EXERCISE AIM -
From the entries below, count every line that contains the word "JSON". Please give the number and nothing else.

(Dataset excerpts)
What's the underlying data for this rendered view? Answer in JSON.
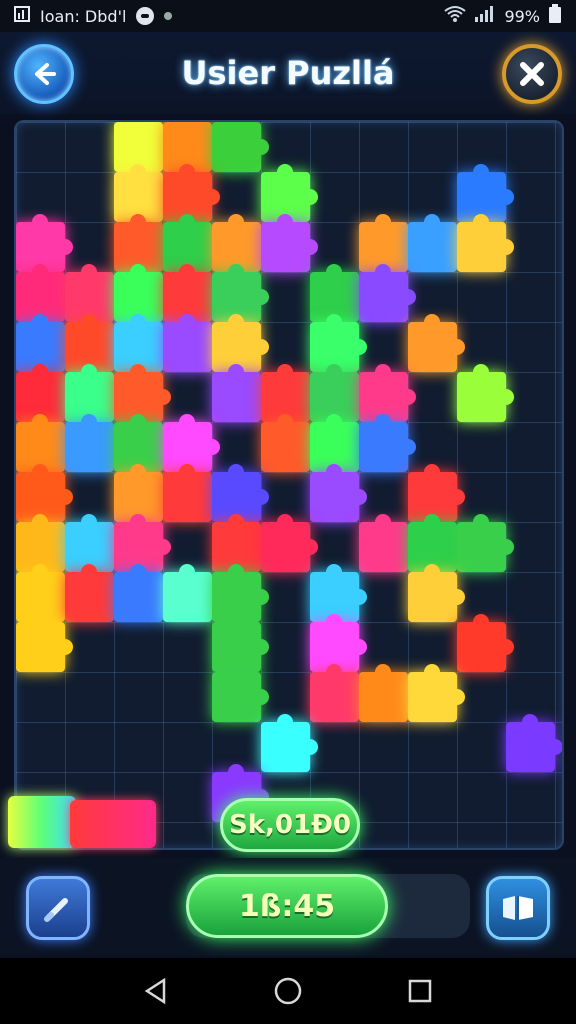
{
  "status_bar": {
    "carrier_text": "Ioan: Dbd'l",
    "battery": "99%"
  },
  "header": {
    "title": "Usier Puzllá"
  },
  "score": {
    "text": "Sk,01Ð0"
  },
  "timer": {
    "text": "1ß:45"
  },
  "icons": {
    "back": "arrow-left-icon",
    "close": "close-icon",
    "hint": "wand-icon",
    "pieces": "pieces-icon",
    "nav_back": "triangle-back-icon",
    "nav_home": "circle-home-icon",
    "nav_recent": "square-recent-icon"
  },
  "colors": {
    "accent_green": "#3cff6a",
    "accent_blue": "#2d8cff",
    "close_ring": "#d89a2a"
  }
}
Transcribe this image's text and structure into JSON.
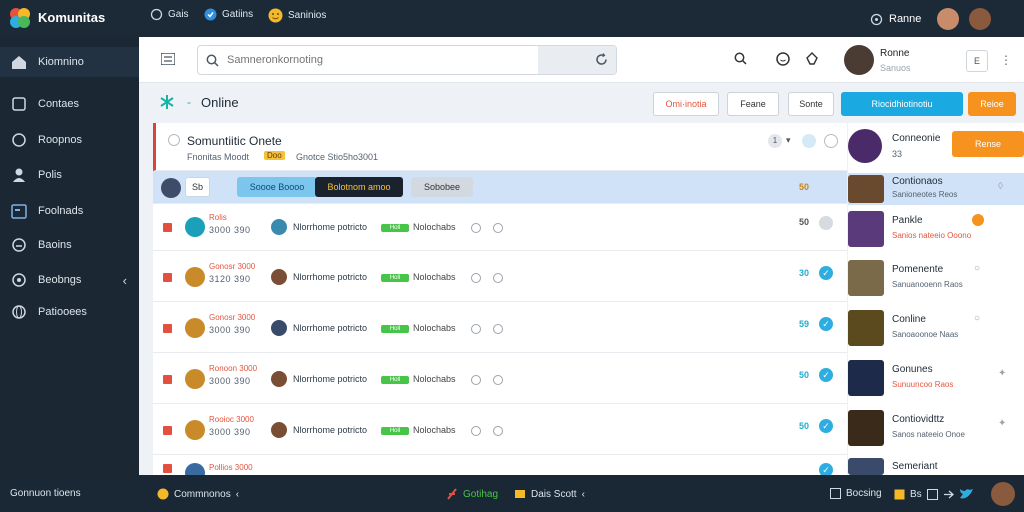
{
  "app": {
    "name": "Komunitas"
  },
  "top_nav": [
    {
      "label": "Gais",
      "icon": "chat-icon"
    },
    {
      "label": "Gatiins",
      "icon": "verified-icon"
    },
    {
      "label": "Saninios",
      "icon": "emoji-icon"
    }
  ],
  "top_user": {
    "name": "Ranne"
  },
  "sidebar": {
    "items": [
      {
        "label": "Kiomnino",
        "icon": "home-icon"
      },
      {
        "label": "Contaes",
        "icon": "contacts-icon"
      },
      {
        "label": "Roopnos",
        "icon": "chat-icon"
      },
      {
        "label": "Polis",
        "icon": "user-icon"
      },
      {
        "label": "Foolnads",
        "icon": "calendar-icon"
      },
      {
        "label": "Baoins",
        "icon": "notification-icon"
      },
      {
        "label": "Beobngs",
        "icon": "settings-icon"
      },
      {
        "label": "Patiooees",
        "icon": "globe-icon"
      }
    ]
  },
  "search": {
    "placeholder": "Samneronkornoting"
  },
  "profile": {
    "name": "Ronne",
    "subtitle": "Sanuos",
    "button": "E"
  },
  "toolbar": {
    "title": "Online",
    "buttons": [
      "Omi·inotia",
      "Feane",
      "Sonte",
      "Riocidhiotinotiu",
      "Reioe"
    ]
  },
  "header_row": {
    "title": "Somuntiitic Onete",
    "subtitle_a": "Fnonitas Moodt",
    "subtitle_tag": "Doo",
    "subtitle_b": "Gnotce Stio5ho3001",
    "count": "1"
  },
  "filter_row": {
    "chip1": "Sb",
    "chip2": "Soooe Boooo",
    "chip3": "Bolotnom amoo",
    "chip4": "Sobobee",
    "count": "50"
  },
  "rows": [
    {
      "label": "Rolis",
      "num": "3000 390",
      "name": "Nlorrhome potricto",
      "tag": "Holl",
      "status": "Nolochabs",
      "count": "50"
    },
    {
      "label": "Gonosr 3000",
      "num": "3120 390",
      "name": "Nlorrhome potricto",
      "tag": "Holl",
      "status": "Nolochabs",
      "count": "30"
    },
    {
      "label": "Gonosr 3000",
      "num": "3000 390",
      "name": "Nlorrhome potricto",
      "tag": "Holl",
      "status": "Nolochabs",
      "count": "59"
    },
    {
      "label": "Ronoon 3000",
      "num": "3000 390",
      "name": "Nlorrhome potricto",
      "tag": "Holl",
      "status": "Nolochabs",
      "count": "50"
    },
    {
      "label": "Rooioc 3000",
      "num": "3000 390",
      "name": "Nlorrhome potricto",
      "tag": "Holl",
      "status": "Nolochabs",
      "count": "50"
    },
    {
      "label": "Pollios 3000",
      "num": "",
      "name": "",
      "tag": "",
      "status": "",
      "count": ""
    }
  ],
  "panel": {
    "header": {
      "title": "Conneonie",
      "badge": "Rense",
      "count": "33"
    },
    "items": [
      {
        "title": "Contionaos",
        "sub": "Sanioneotes Reos"
      },
      {
        "title": "Pankle",
        "sub": "Sanios nateeio Ooono"
      },
      {
        "title": "Pomenente",
        "sub": "Sanuanooenn Raos"
      },
      {
        "title": "Conline",
        "sub": "Sanoaoonoe Naas"
      },
      {
        "title": "Gonunes",
        "sub": "Sunuuncoo Raos"
      },
      {
        "title": "Contiovidttz",
        "sub": "Sanos nateeio Onoe"
      },
      {
        "title": "Semeriant",
        "sub": ""
      }
    ]
  },
  "bottombar": {
    "left": "Gonnuon tioens",
    "mid1": "Commnonos",
    "mid2": "Gotihag",
    "mid3": "Dais Scott",
    "right1": "Bocsing",
    "right2": "Bs"
  },
  "colors": {
    "accent": "#1aa9e0",
    "orange": "#f6931f",
    "danger": "#e3503f",
    "green": "#47c548"
  }
}
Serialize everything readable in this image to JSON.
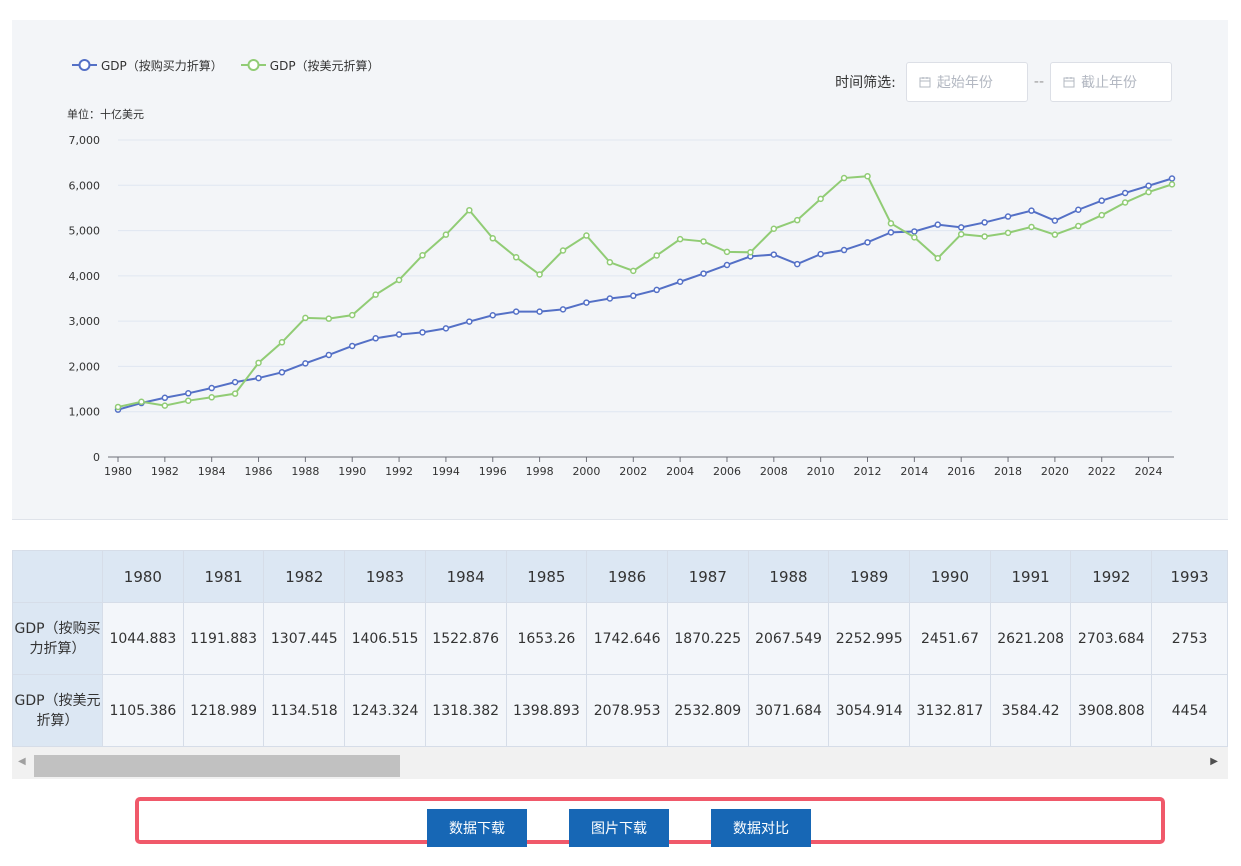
{
  "colors": {
    "ppp": "#5470c6",
    "usd": "#91cc75",
    "button": "#1767b5",
    "highlight": "#f0596a"
  },
  "legend": [
    {
      "label": "GDP（按购买力折算）",
      "color": "#5470c6"
    },
    {
      "label": "GDP（按美元折算）",
      "color": "#91cc75"
    }
  ],
  "filter": {
    "label": "时间筛选:",
    "start_placeholder": "起始年份",
    "separator": "--",
    "end_placeholder": "截止年份",
    "icon": "calendar-icon"
  },
  "unit_label": "单位：十亿美元",
  "chart_data": {
    "type": "line",
    "title": "",
    "xlabel": "",
    "ylabel": "单位：十亿美元",
    "ylim": [
      0,
      7000
    ],
    "yticks": [
      "0",
      "1,000",
      "2,000",
      "3,000",
      "4,000",
      "5,000",
      "6,000",
      "7,000"
    ],
    "x": [
      1980,
      1981,
      1982,
      1983,
      1984,
      1985,
      1986,
      1987,
      1988,
      1989,
      1990,
      1991,
      1992,
      1993,
      1994,
      1995,
      1996,
      1997,
      1998,
      1999,
      2000,
      2001,
      2002,
      2003,
      2004,
      2005,
      2006,
      2007,
      2008,
      2009,
      2010,
      2011,
      2012,
      2013,
      2014,
      2015,
      2016,
      2017,
      2018,
      2019,
      2020,
      2021,
      2022,
      2023,
      2024,
      2025
    ],
    "xtick_labels": [
      "1980",
      "1982",
      "1984",
      "1986",
      "1988",
      "1990",
      "1992",
      "1994",
      "1996",
      "1998",
      "2000",
      "2002",
      "2004",
      "2006",
      "2008",
      "2010",
      "2012",
      "2014",
      "2016",
      "2018",
      "2020",
      "2022",
      "2024"
    ],
    "grid": true,
    "legend_position": "top-left",
    "series": [
      {
        "name": "GDP（按购买力折算）",
        "values": [
          1044.883,
          1191.883,
          1307.445,
          1406.515,
          1522.876,
          1653.26,
          1742.646,
          1870.225,
          2067.549,
          2252.995,
          2451.67,
          2621.208,
          2703.684,
          2753,
          2840,
          2990,
          3130,
          3210,
          3210,
          3260,
          3410,
          3500,
          3560,
          3690,
          3870,
          4050,
          4240,
          4430,
          4470,
          4260,
          4480,
          4570,
          4740,
          4960,
          4980,
          5130,
          5070,
          5180,
          5310,
          5440,
          5220,
          5460,
          5660,
          5830,
          5990,
          6150
        ]
      },
      {
        "name": "GDP（按美元折算）",
        "values": [
          1105.386,
          1218.989,
          1134.518,
          1243.324,
          1318.382,
          1398.893,
          2078.953,
          2532.809,
          3071.684,
          3054.914,
          3132.817,
          3584.42,
          3908.808,
          4454,
          4910,
          5450,
          4830,
          4410,
          4030,
          4560,
          4890,
          4300,
          4110,
          4450,
          4810,
          4760,
          4530,
          4520,
          5040,
          5230,
          5700,
          6160,
          6200,
          5160,
          4850,
          4390,
          4920,
          4870,
          4950,
          5080,
          4910,
          5100,
          5340,
          5620,
          5850,
          6020
        ]
      }
    ]
  },
  "table": {
    "years": [
      "1980",
      "1981",
      "1982",
      "1983",
      "1984",
      "1985",
      "1986",
      "1987",
      "1988",
      "1989",
      "1990",
      "1991",
      "1992",
      "1993"
    ],
    "rows": [
      {
        "label": "GDP（按购买力折算）",
        "values": [
          "1044.883",
          "1191.883",
          "1307.445",
          "1406.515",
          "1522.876",
          "1653.26",
          "1742.646",
          "1870.225",
          "2067.549",
          "2252.995",
          "2451.67",
          "2621.208",
          "2703.684",
          "2753"
        ]
      },
      {
        "label": "GDP（按美元折算）",
        "values": [
          "1105.386",
          "1218.989",
          "1134.518",
          "1243.324",
          "1318.382",
          "1398.893",
          "2078.953",
          "2532.809",
          "3071.684",
          "3054.914",
          "3132.817",
          "3584.42",
          "3908.808",
          "4454"
        ]
      }
    ]
  },
  "scrollbar": {
    "left_arrow": "◀",
    "right_arrow": "▶"
  },
  "buttons": {
    "download_data": "数据下载",
    "download_image": "图片下载",
    "compare": "数据对比"
  }
}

FINAL RESULT -
3